What is needed here is an exact copy of every entry.

★ ★ ★ ★

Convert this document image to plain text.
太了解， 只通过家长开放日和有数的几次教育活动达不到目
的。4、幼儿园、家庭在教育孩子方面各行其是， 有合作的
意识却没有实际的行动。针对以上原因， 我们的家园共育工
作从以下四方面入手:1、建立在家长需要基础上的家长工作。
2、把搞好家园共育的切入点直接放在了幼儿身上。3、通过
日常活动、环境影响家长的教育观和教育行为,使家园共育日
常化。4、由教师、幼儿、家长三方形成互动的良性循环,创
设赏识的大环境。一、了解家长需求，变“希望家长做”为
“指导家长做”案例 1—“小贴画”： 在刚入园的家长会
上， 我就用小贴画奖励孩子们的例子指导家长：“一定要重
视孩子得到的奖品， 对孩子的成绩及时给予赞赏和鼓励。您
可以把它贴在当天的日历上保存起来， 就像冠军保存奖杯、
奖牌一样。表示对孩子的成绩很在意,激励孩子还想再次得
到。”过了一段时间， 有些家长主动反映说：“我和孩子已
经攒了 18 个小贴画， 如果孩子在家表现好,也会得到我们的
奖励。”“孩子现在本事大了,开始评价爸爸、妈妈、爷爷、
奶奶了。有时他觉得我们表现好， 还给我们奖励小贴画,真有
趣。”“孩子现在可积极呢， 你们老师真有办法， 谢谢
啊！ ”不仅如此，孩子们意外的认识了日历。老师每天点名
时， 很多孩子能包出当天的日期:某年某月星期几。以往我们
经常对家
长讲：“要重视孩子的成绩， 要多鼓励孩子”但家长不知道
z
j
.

★ ★ ★ ★

__OUTPUT__
Convert this document image to plain text.
太了解， 只通过家长开放日和有数的几次教育活动达不到目
的。4、幼儿园、家庭在教育孩子方面各行其是， 有合作的
意识却没有实际的行动。针对以上原因， 我们的家园共育工
作从以下四方面入手:1、建立在家长需要基础上的家长工作。
2、把搞好家园共育的切入点直接放在了幼儿身上。3、通过
日常活动、环境影响家长的教育观和教育行为,使家园共育日
常化。4、由教师、幼儿、家长三方形成互动的良性循环,创
设赏识的大环境。一、了解家长需求，变“希望家长做”为
“指导家长做”案例 1—“小贴画”： 在刚入园的家长会
上， 我就用小贴画奖励孩子们的例子指导家长：“一定要重
视孩子得到的奖品， 对孩子的成绩及时给予赞赏和鼓励。您
可以把它贴在当天的日历上保存起来， 就像冠军保存奖杯、
奖牌一样。表示对孩子的成绩很在意,激励孩子还想再次得
到。”过了一段时间， 有些家长主动反映说：“我和孩子已
经攒了 18 个小贴画， 如果孩子在家表现好,也会得到我们的
奖励。”“孩子现在本事大了,开始评价爸爸、妈妈、爷爷、
奶奶了。有时他觉得我们表现好， 还给我们奖励小贴画,真有
趣。”“孩子现在可积极呢， 你们老师真有办法， 谢谢
啊！ ”不仅如此，孩子们意外的认识了日历。老师每天点名
时， 很多孩子能包出当天的日期:某年某月星期几。以往我们
经常对家
长讲：“要重视孩子的成绩， 要多鼓励孩子”但家长不知道
z
j
.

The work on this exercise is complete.